DIRECTIVE ->
List all the lines in these records that hold "poziomu".

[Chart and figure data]

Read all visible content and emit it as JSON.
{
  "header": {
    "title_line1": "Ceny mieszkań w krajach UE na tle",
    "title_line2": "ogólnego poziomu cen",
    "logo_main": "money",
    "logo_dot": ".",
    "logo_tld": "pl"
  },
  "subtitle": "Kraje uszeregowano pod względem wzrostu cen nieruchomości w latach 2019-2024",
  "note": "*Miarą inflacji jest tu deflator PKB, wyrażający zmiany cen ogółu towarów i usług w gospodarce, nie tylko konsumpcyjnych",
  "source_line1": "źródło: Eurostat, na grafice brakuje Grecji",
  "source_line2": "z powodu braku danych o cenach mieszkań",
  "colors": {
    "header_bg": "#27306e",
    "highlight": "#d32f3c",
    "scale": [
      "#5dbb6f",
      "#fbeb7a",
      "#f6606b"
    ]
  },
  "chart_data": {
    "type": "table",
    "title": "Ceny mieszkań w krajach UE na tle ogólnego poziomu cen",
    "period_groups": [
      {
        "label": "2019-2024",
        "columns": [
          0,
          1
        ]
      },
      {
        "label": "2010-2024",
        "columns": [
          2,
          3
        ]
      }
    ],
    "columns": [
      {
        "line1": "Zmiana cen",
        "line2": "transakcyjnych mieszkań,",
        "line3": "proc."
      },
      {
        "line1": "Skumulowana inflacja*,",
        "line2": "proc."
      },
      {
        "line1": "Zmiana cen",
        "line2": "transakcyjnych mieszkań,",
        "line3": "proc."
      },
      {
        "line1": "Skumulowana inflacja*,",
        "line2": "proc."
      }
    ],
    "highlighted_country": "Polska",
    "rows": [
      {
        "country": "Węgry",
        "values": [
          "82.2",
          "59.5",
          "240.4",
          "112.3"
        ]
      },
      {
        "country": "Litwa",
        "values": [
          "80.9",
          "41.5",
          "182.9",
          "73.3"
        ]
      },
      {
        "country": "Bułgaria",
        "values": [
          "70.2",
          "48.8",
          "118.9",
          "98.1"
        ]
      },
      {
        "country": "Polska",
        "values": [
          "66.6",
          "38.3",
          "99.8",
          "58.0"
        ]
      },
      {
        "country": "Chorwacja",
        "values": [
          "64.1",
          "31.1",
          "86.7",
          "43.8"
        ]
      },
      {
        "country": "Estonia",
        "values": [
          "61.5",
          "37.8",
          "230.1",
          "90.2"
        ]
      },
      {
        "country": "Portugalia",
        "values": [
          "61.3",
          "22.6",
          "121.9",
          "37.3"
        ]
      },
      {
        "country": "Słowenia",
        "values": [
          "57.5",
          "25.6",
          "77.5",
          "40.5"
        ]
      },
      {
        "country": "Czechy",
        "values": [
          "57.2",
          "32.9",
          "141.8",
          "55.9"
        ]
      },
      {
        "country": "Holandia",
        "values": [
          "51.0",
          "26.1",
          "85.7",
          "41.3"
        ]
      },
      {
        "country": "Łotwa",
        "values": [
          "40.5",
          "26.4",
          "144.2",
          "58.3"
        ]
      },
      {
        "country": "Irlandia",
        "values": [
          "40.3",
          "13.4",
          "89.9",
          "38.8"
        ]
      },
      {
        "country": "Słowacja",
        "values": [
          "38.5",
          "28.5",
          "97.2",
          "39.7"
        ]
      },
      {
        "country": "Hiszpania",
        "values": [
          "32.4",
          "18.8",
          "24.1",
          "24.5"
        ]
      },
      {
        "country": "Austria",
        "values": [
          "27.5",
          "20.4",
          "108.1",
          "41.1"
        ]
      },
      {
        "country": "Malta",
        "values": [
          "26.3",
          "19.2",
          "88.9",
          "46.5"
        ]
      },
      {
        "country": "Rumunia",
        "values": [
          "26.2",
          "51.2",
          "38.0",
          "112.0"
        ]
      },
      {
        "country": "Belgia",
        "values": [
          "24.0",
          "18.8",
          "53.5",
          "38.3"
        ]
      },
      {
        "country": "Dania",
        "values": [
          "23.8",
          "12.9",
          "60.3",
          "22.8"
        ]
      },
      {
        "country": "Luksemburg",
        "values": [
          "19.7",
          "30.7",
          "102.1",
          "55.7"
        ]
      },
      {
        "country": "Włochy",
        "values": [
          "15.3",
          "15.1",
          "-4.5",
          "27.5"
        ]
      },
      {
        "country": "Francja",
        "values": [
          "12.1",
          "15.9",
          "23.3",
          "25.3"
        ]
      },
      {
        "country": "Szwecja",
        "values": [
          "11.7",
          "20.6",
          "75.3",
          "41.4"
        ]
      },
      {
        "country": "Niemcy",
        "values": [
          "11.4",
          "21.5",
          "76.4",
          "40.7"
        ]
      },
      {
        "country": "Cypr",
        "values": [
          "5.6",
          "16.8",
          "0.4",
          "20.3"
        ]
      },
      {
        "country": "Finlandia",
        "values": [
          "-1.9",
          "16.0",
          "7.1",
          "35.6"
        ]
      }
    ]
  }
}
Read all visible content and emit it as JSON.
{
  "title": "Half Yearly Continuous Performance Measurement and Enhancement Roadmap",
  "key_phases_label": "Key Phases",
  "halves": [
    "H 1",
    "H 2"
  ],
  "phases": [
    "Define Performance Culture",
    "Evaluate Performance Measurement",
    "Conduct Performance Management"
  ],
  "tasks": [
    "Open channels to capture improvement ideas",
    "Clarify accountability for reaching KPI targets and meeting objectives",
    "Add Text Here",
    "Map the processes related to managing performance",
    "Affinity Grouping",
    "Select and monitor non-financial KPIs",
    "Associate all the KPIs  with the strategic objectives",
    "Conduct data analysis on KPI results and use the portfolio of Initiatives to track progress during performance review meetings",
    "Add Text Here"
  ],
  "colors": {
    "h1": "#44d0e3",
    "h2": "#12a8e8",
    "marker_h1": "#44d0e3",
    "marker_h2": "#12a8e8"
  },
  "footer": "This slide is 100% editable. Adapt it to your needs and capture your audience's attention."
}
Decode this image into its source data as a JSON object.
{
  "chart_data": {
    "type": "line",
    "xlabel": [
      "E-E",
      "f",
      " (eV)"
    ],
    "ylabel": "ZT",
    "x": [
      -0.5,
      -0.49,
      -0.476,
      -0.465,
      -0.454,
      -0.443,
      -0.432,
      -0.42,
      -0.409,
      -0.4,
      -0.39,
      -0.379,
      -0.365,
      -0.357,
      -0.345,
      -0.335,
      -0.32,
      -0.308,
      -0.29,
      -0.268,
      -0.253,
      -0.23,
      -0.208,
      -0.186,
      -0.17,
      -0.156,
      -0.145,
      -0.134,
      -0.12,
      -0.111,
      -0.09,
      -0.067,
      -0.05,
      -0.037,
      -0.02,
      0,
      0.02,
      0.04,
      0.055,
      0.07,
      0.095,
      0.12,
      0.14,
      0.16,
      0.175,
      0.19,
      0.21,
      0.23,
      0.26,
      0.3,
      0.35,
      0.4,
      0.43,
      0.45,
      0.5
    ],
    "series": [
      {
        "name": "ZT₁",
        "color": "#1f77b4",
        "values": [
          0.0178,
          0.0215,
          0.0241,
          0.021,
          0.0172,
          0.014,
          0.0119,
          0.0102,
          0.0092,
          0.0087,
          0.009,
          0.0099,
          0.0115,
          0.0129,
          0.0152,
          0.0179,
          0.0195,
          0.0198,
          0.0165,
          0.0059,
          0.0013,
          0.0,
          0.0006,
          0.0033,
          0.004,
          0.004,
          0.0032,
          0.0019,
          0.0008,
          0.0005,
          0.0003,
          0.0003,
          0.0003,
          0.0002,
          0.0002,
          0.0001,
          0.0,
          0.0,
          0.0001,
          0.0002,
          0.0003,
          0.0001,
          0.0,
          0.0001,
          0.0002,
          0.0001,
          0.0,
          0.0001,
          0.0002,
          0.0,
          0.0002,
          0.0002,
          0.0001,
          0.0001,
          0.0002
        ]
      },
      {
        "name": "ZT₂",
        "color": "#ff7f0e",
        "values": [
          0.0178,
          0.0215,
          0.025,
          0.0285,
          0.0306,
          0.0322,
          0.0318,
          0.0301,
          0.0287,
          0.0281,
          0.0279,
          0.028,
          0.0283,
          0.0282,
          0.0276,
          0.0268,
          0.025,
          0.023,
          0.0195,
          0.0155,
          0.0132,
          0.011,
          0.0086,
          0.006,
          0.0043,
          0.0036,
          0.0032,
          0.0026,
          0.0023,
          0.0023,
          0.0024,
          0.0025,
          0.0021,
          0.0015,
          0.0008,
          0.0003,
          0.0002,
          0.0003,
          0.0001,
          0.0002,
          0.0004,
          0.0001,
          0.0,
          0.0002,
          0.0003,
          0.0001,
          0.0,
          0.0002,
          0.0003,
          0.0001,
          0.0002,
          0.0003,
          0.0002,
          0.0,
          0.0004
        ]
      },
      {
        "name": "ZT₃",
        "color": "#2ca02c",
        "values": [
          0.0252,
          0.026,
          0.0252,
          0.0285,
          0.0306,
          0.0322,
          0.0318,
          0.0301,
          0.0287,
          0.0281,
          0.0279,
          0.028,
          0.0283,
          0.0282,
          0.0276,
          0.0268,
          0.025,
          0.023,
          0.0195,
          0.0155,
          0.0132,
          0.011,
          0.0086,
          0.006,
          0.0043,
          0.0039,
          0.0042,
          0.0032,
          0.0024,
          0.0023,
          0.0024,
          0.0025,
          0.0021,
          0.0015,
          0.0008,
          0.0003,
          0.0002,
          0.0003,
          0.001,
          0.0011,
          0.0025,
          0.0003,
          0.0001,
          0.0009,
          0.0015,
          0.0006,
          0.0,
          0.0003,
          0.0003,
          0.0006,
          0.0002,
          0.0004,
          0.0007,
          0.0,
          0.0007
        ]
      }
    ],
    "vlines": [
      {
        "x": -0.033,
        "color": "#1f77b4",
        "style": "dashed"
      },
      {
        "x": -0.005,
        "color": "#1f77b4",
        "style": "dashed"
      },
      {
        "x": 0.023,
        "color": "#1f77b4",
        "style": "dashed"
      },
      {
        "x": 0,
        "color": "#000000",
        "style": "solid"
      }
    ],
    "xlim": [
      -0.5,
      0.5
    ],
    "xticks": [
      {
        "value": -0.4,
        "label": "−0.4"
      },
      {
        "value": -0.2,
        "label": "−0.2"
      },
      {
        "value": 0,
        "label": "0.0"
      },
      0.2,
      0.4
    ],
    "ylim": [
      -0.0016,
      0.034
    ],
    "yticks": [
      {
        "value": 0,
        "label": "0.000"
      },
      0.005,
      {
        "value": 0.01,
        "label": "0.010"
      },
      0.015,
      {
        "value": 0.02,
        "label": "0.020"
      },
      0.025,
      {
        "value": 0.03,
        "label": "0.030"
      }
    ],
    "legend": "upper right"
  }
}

PROBLEM SOLUTION ->
    "title_line2": "ogólnego poziomu cen",
    "title": "Ceny mieszkań w krajach UE na tle ogólnego poziomu cen",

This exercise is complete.